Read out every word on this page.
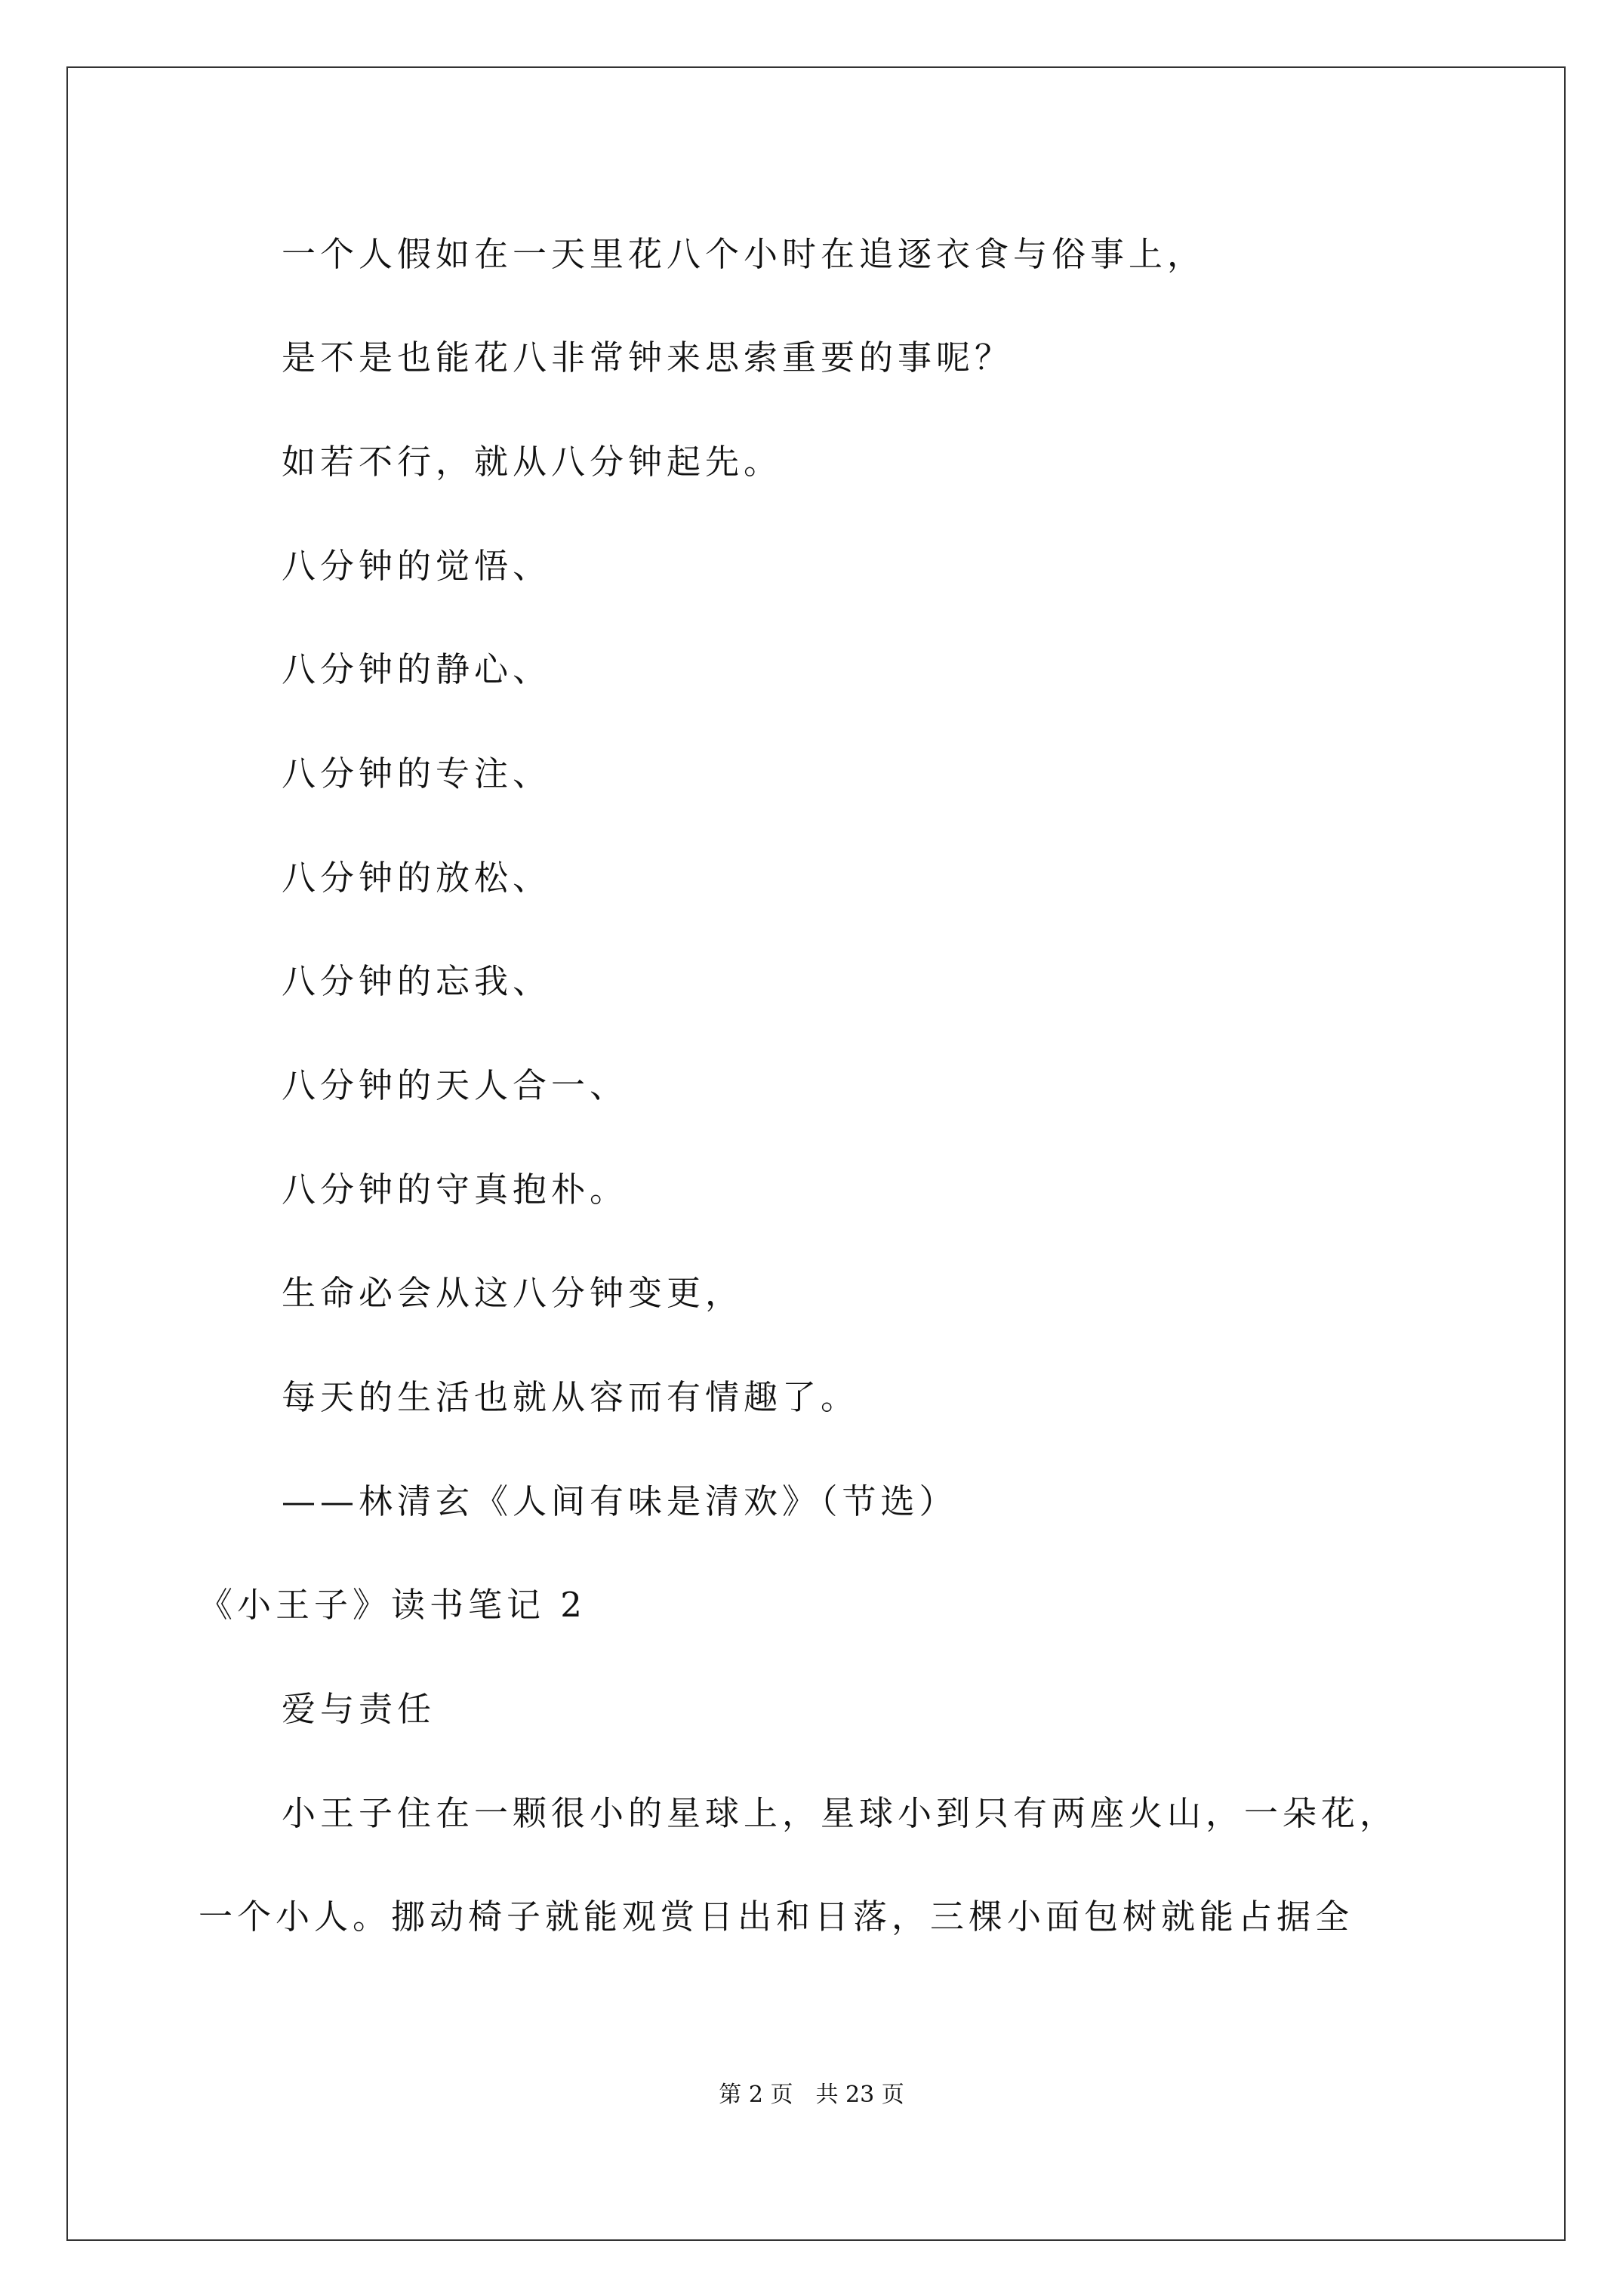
一个人假如在一天里花八个小时在追逐衣食与俗事上，
是不是也能花八非常钟来思索重要的事呢？
如若不行，就从八分钟起先。
八分钟的觉悟、
八分钟的静心、
八分钟的专注、
八分钟的放松、
八分钟的忘我、
八分钟的天人合一、
八分钟的守真抱朴。
生命必会从这八分钟变更，
每天的生活也就从容而有情趣了。
——林清玄《人间有味是清欢》（节选）
《小王子》读书笔记 2
爱与责任
小王子住在一颗很小的星球上，星球小到只有两座火山，一朵花，
一个小人。挪动椅子就能观赏日出和日落，三棵小面包树就能占据全
第 2 页 共 23 页
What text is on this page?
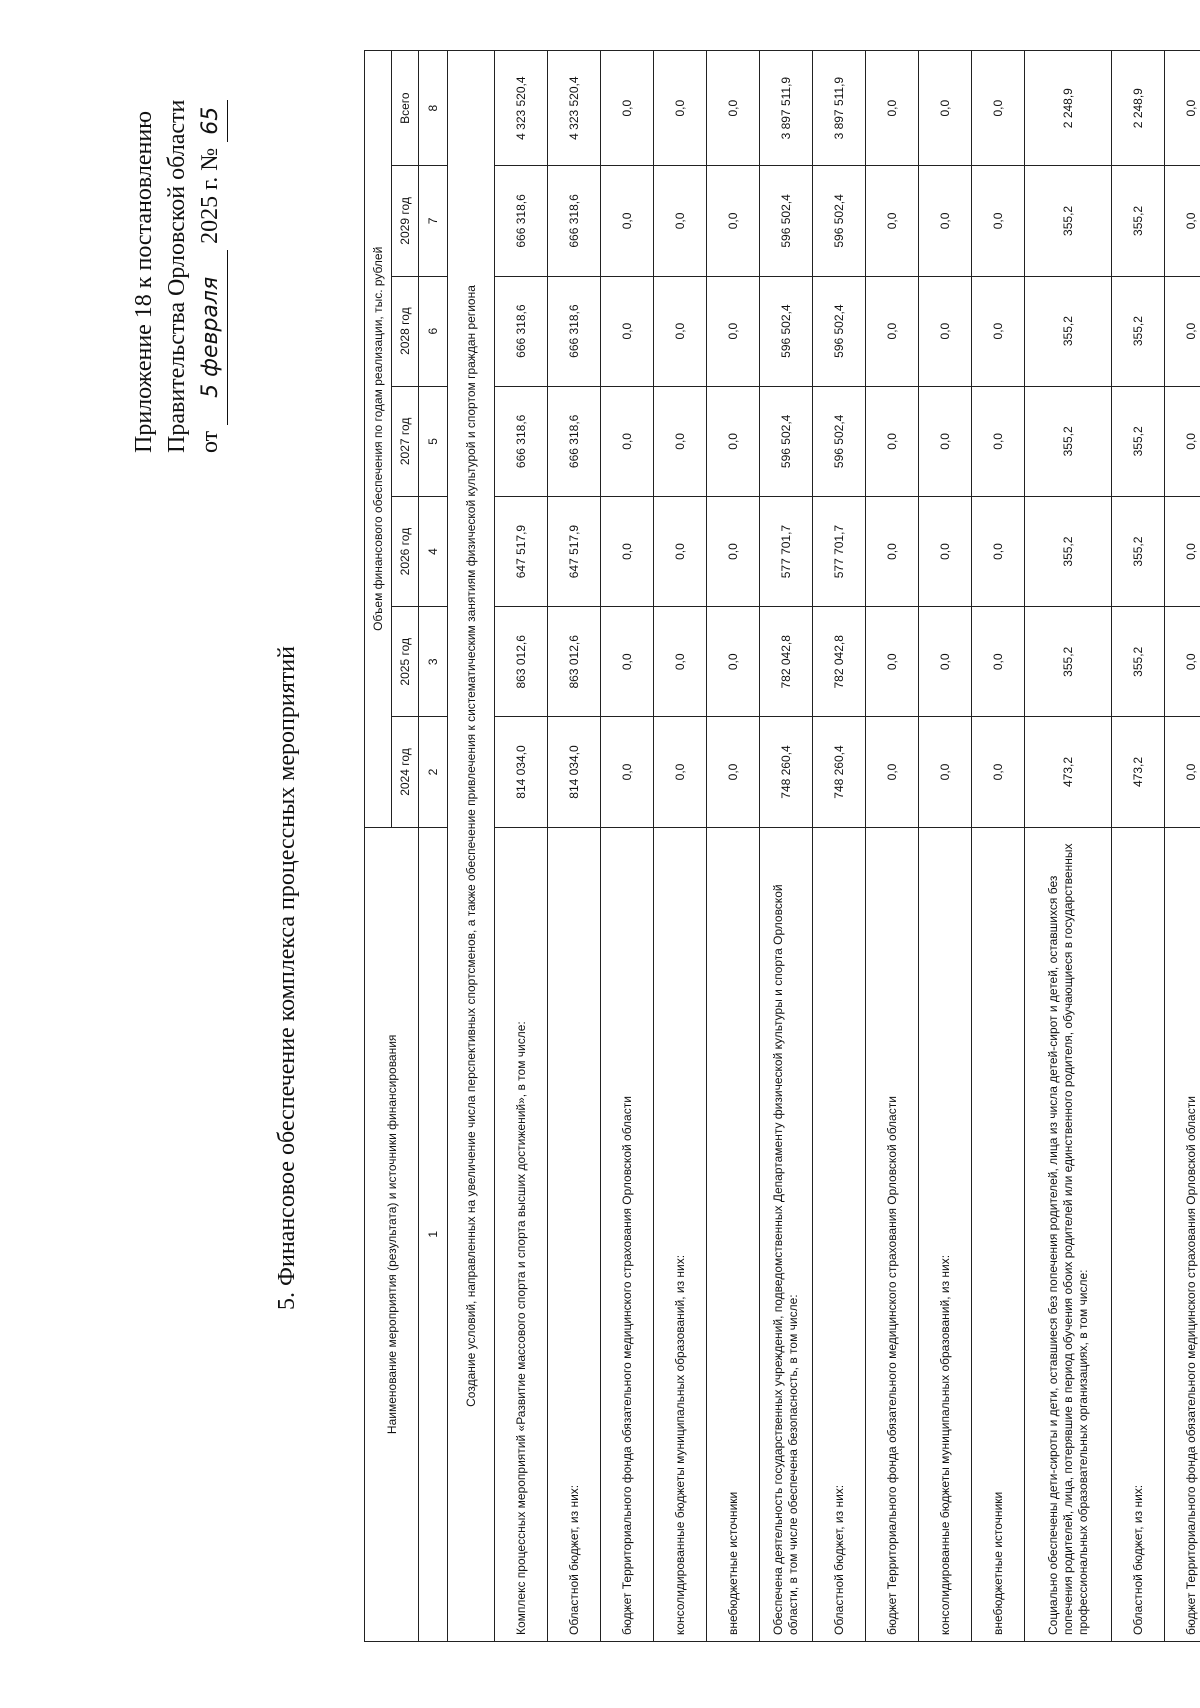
Приложение 18 к постановлению Правительства Орловской области от 5 февраля 2025 г. № 65
5. Финансовое обеспечение комплекса процессных мероприятий	Наименование мероприятия (результата) и источники финансирования	Объем финансового обеспечения по годам реализации, тыс. рублей						
	2024 год	2025 год	2026 год	2027 год	2028 год	2029 год	Всего
1	2	3	4	5	6	7	8
Создание условий, направленных на увеличение числа перспективных спортсменов, а также обеспечение привлечения к систематическим занятиям физической культурой и спортом граждан региона							
Комплекс процессных мероприятий «Развитие массового спорта и спорта высших достижений», в том числе:	814 034,0	863 012,6	647 517,9	666 318,6	666 318,6	666 318,6	4 323 520,4
Областной бюджет, из них:	814 034,0	863 012,6	647 517,9	666 318,6	666 318,6	666 318,6	4 323 520,4
бюджет Территориального фонда обязательного медицинского страхования Орловской области	0,0	0,0	0,0	0,0	0,0	0,0	0,0
консолидированные бюджеты муниципальных образований, из них:	0,0	0,0	0,0	0,0	0,0	0,0	0,0
внебюджетные источники	0,0	0,0	0,0	0,0	0,0	0,0	0,0
Обеспечена деятельность государственных учреждений, подведомственных Департаменту физической культуры и спорта Орловской области, в том числе обеспечена безопасность, в том числе:	748 260,4	782 042,8	577 701,7	596 502,4	596 502,4	596 502,4	3 897 511,9
Областной бюджет, из них:	748 260,4	782 042,8	577 701,7	596 502,4	596 502,4	596 502,4	3 897 511,9
бюджет Территориального фонда обязательного медицинского страхования Орловской области	0,0	0,0	0,0	0,0	0,0	0,0	0,0
консолидированные бюджеты муниципальных образований, из них:	0,0	0,0	0,0	0,0	0,0	0,0	0,0
внебюджетные источники	0,0	0,0	0,0	0,0	0,0	0,0	0,0
Социально обеспечены дети-сироты и дети, оставшиеся без попечения родителей, лица из числа детей-сирот и детей, оставшихся без попечения родителей, лица, потерявшие в период обучения обоих родителей или единственного родителя, обучающиеся в государственных профессиональных образовательных организациях, в том числе:	473,2	355,2	355,2	355,2	355,2	355,2	2 248,9
Областной бюджет, из них:	473,2	355,2	355,2	355,2	355,2	355,2	2 248,9
бюджет Территориального фонда обязательного медицинского страхования Орловской области	0,0	0,0	0,0	0,0	0,0	0,0	0,0
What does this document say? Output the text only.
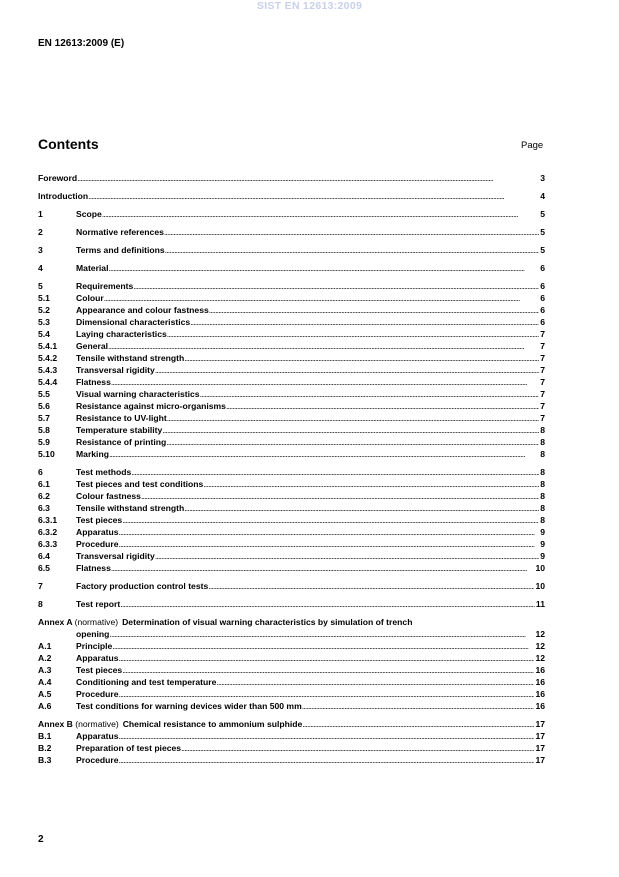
SIST EN 12613:2009
EN 12613:2009 (E)
Contents	Page
Foreword . . .	3
Introduction . . .	4
1	Scope . . .	5
2	Normative references . . .	5
3	Terms and definitions . . .	5
4	Material . . .	6
5	Requirements . . .	6
5.1	Colour . . .	6
5.2	Appearance and colour fastness . . .	6
5.3	Dimensional characteristics . . .	6
5.4	Laying characteristics . . .	7
5.4.1	General . . .	7
5.4.2	Tensile withstand strength . . .	7
5.4.3	Transversal rigidity . . .	7
5.4.4	Flatness . . .	7
5.5	Visual warning characteristics . . .	7
5.6	Resistance against micro-organisms . . .	7
5.7	Resistance to UV-light . . .	7
5.8	Temperature stability . . .	8
5.9	Resistance of printing . . .	8
5.10	Marking . . .	8
6	Test methods . . .	8
6.1	Test pieces and test conditions . . .	8
6.2	Colour fastness . . .	8
6.3	Tensile withstand strength . . .	8
6.3.1	Test pieces . . .	8
6.3.2	Apparatus . . .	9
6.3.3	Procedure . . .	9
6.4	Transversal rigidity . . .	9
6.5	Flatness . . .	10
7	Factory production control tests . . .	10
8	Test report . . .	11
Annex A (normative) Determination of visual warning characteristics by simulation of trench
opening . . .	12
A.1	Principle . . .	12
A.2	Apparatus . . .	12
A.3	Test pieces . . .	16
A.4	Conditioning and test temperature . . .	16
A.5	Procedure . . .	16
A.6	Test conditions for warning devices wider than 500 mm . . .	16
Annex B (normative) Chemical resistance to ammonium sulphide . . .	17
B.1	Apparatus . . .	17
B.2	Preparation of test pieces . . .	17
B.3	Procedure . . .	17
2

***

INSTRUCTIONS TO FOLLOW
Report each line of the material above where the word "Annex" appears.

OUTPUT FOR THIS EXERCISE
Annex A (normative) Determination of visual warning characteristics by simulation of trench
Annex B (normative) Chemical resistance to ammonium sulphide . . .	17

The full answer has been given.